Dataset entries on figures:
++++
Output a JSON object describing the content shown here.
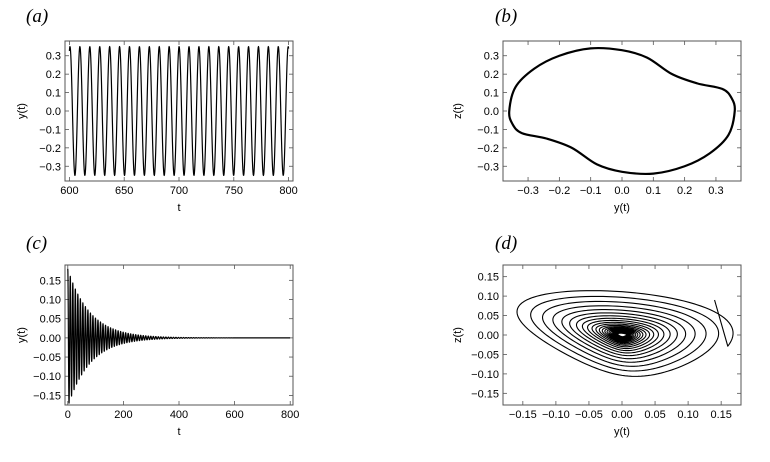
{
  "panels": {
    "a": {
      "label": "(a)"
    },
    "b": {
      "label": "(b)"
    },
    "c": {
      "label": "(c)"
    },
    "d": {
      "label": "(d)"
    }
  },
  "chart_data": [
    {
      "id": "a",
      "type": "line",
      "xlabel": "t",
      "ylabel": "y(t)",
      "xlim": [
        596,
        804
      ],
      "ylim": [
        -0.38,
        0.38
      ],
      "xticks": [
        600,
        650,
        700,
        750,
        800
      ],
      "yticks": [
        -0.3,
        -0.2,
        -0.1,
        0.0,
        0.1,
        0.2,
        0.3
      ],
      "ytick_labels": [
        "-0.3",
        "-0.2",
        "-0.1",
        "0.0",
        "0.1",
        "0.2",
        "0.3"
      ],
      "series": [
        {
          "kind": "sinusoid",
          "t_start": 600,
          "t_end": 800,
          "amplitude": 0.35,
          "period": 9.05,
          "phase": 1.2,
          "color": "#000000"
        }
      ]
    },
    {
      "id": "b",
      "type": "line",
      "xlabel": "y(t)",
      "ylabel": "z(t)",
      "xlim": [
        -0.38,
        0.38
      ],
      "ylim": [
        -0.38,
        0.38
      ],
      "xticks": [
        -0.3,
        -0.2,
        -0.1,
        0.0,
        0.1,
        0.2,
        0.3
      ],
      "xtick_labels": [
        "-0.3",
        "-0.2",
        "-0.1",
        "0.0",
        "0.1",
        "0.2",
        "0.3"
      ],
      "yticks": [
        -0.3,
        -0.2,
        -0.1,
        0.0,
        0.1,
        0.2,
        0.3
      ],
      "ytick_labels": [
        "-0.3",
        "-0.2",
        "-0.1",
        "0.0",
        "0.1",
        "0.2",
        "0.3"
      ],
      "series": [
        {
          "kind": "closed_orbit",
          "color": "#000000",
          "points": [
            [
              -0.36,
              0.0
            ],
            [
              -0.34,
              0.13
            ],
            [
              -0.28,
              0.23
            ],
            [
              -0.2,
              0.3
            ],
            [
              -0.1,
              0.34
            ],
            [
              0.0,
              0.33
            ],
            [
              0.08,
              0.29
            ],
            [
              0.16,
              0.2
            ],
            [
              0.24,
              0.15
            ],
            [
              0.32,
              0.12
            ],
            [
              0.35,
              0.07
            ],
            [
              0.36,
              0.0
            ],
            [
              0.34,
              -0.13
            ],
            [
              0.28,
              -0.23
            ],
            [
              0.2,
              -0.3
            ],
            [
              0.1,
              -0.34
            ],
            [
              0.0,
              -0.33
            ],
            [
              -0.08,
              -0.29
            ],
            [
              -0.16,
              -0.2
            ],
            [
              -0.24,
              -0.15
            ],
            [
              -0.32,
              -0.12
            ],
            [
              -0.35,
              -0.07
            ]
          ]
        }
      ]
    },
    {
      "id": "c",
      "type": "line",
      "xlabel": "t",
      "ylabel": "y(t)",
      "xlim": [
        -10,
        810
      ],
      "ylim": [
        -0.175,
        0.19
      ],
      "xticks": [
        0,
        200,
        400,
        600,
        800
      ],
      "yticks": [
        -0.15,
        -0.1,
        -0.05,
        0.0,
        0.05,
        0.1,
        0.15
      ],
      "ytick_labels": [
        "-0.15",
        "-0.10",
        "-0.05",
        "0.00",
        "0.05",
        "0.10",
        "0.15"
      ],
      "series": [
        {
          "kind": "damped_oscillation",
          "t_start": 0,
          "t_end": 800,
          "amplitude0": 0.18,
          "decay_time": 80,
          "period": 9.05,
          "color": "#000000"
        }
      ]
    },
    {
      "id": "d",
      "type": "line",
      "xlabel": "y(t)",
      "ylabel": "z(t)",
      "xlim": [
        -0.18,
        0.18
      ],
      "ylim": [
        -0.18,
        0.18
      ],
      "xticks": [
        -0.15,
        -0.1,
        -0.05,
        0.0,
        0.05,
        0.1,
        0.15
      ],
      "xtick_labels": [
        "-0.15",
        "-0.10",
        "-0.05",
        "0.00",
        "0.05",
        "0.10",
        "0.15"
      ],
      "yticks": [
        -0.15,
        -0.1,
        -0.05,
        0.0,
        0.05,
        0.1,
        0.15
      ],
      "ytick_labels": [
        "-0.15",
        "-0.10",
        "-0.05",
        "0.00",
        "0.05",
        "0.10",
        "0.15"
      ],
      "series": [
        {
          "kind": "inward_spiral",
          "start_point": [
            0.14,
            0.09
          ],
          "r0": 0.16,
          "turns": 24,
          "decay_per_turn": 0.87,
          "color": "#000000"
        }
      ]
    }
  ]
}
++++
*Given problem*. Retype all entries exactly as they appear, dropping the images.

*Exercise response*.
Output a JSON object describing the content shown here.
{
  "panels": {
    "a": {
      "label": "(a)"
    },
    "b": {
      "label": "(b)"
    },
    "c": {
      "label": "(c)"
    },
    "d": {
      "label": "(d)"
    }
  },
  "chart_data": [
    {
      "id": "a",
      "type": "line",
      "xlabel": "t",
      "ylabel": "y(t)",
      "xlim": [
        596,
        804
      ],
      "ylim": [
        -0.38,
        0.38
      ],
      "xticks": [
        600,
        650,
        700,
        750,
        800
      ],
      "yticks": [
        -0.3,
        -0.2,
        -0.1,
        0.0,
        0.1,
        0.2,
        0.3
      ],
      "ytick_labels": [
        "-0.3",
        "-0.2",
        "-0.1",
        "0.0",
        "0.1",
        "0.2",
        "0.3"
      ],
      "series": [
        {
          "kind": "sinusoid",
          "t_start": 600,
          "t_end": 800,
          "amplitude": 0.35,
          "period": 9.05,
          "phase": 1.2,
          "color": "#000000"
        }
      ]
    },
    {
      "id": "b",
      "type": "line",
      "xlabel": "y(t)",
      "ylabel": "z(t)",
      "xlim": [
        -0.38,
        0.38
      ],
      "ylim": [
        -0.38,
        0.38
      ],
      "xticks": [
        -0.3,
        -0.2,
        -0.1,
        0.0,
        0.1,
        0.2,
        0.3
      ],
      "xtick_labels": [
        "-0.3",
        "-0.2",
        "-0.1",
        "0.0",
        "0.1",
        "0.2",
        "0.3"
      ],
      "yticks": [
        -0.3,
        -0.2,
        -0.1,
        0.0,
        0.1,
        0.2,
        0.3
      ],
      "ytick_labels": [
        "-0.3",
        "-0.2",
        "-0.1",
        "0.0",
        "0.1",
        "0.2",
        "0.3"
      ],
      "series": [
        {
          "kind": "closed_orbit",
          "color": "#000000",
          "points": [
            [
              -0.36,
              0.0
            ],
            [
              -0.34,
              0.13
            ],
            [
              -0.28,
              0.23
            ],
            [
              -0.2,
              0.3
            ],
            [
              -0.1,
              0.34
            ],
            [
              0.0,
              0.33
            ],
            [
              0.08,
              0.29
            ],
            [
              0.16,
              0.2
            ],
            [
              0.24,
              0.15
            ],
            [
              0.32,
              0.12
            ],
            [
              0.35,
              0.07
            ],
            [
              0.36,
              0.0
            ],
            [
              0.34,
              -0.13
            ],
            [
              0.28,
              -0.23
            ],
            [
              0.2,
              -0.3
            ],
            [
              0.1,
              -0.34
            ],
            [
              0.0,
              -0.33
            ],
            [
              -0.08,
              -0.29
            ],
            [
              -0.16,
              -0.2
            ],
            [
              -0.24,
              -0.15
            ],
            [
              -0.32,
              -0.12
            ],
            [
              -0.35,
              -0.07
            ]
          ]
        }
      ]
    },
    {
      "id": "c",
      "type": "line",
      "xlabel": "t",
      "ylabel": "y(t)",
      "xlim": [
        -10,
        810
      ],
      "ylim": [
        -0.175,
        0.19
      ],
      "xticks": [
        0,
        200,
        400,
        600,
        800
      ],
      "yticks": [
        -0.15,
        -0.1,
        -0.05,
        0.0,
        0.05,
        0.1,
        0.15
      ],
      "ytick_labels": [
        "-0.15",
        "-0.10",
        "-0.05",
        "0.00",
        "0.05",
        "0.10",
        "0.15"
      ],
      "series": [
        {
          "kind": "damped_oscillation",
          "t_start": 0,
          "t_end": 800,
          "amplitude0": 0.18,
          "decay_time": 80,
          "period": 9.05,
          "color": "#000000"
        }
      ]
    },
    {
      "id": "d",
      "type": "line",
      "xlabel": "y(t)",
      "ylabel": "z(t)",
      "xlim": [
        -0.18,
        0.18
      ],
      "ylim": [
        -0.18,
        0.18
      ],
      "xticks": [
        -0.15,
        -0.1,
        -0.05,
        0.0,
        0.05,
        0.1,
        0.15
      ],
      "xtick_labels": [
        "-0.15",
        "-0.10",
        "-0.05",
        "0.00",
        "0.05",
        "0.10",
        "0.15"
      ],
      "yticks": [
        -0.15,
        -0.1,
        -0.05,
        0.0,
        0.05,
        0.1,
        0.15
      ],
      "ytick_labels": [
        "-0.15",
        "-0.10",
        "-0.05",
        "0.00",
        "0.05",
        "0.10",
        "0.15"
      ],
      "series": [
        {
          "kind": "inward_spiral",
          "start_point": [
            0.14,
            0.09
          ],
          "r0": 0.16,
          "turns": 24,
          "decay_per_turn": 0.87,
          "color": "#000000"
        }
      ]
    }
  ]
}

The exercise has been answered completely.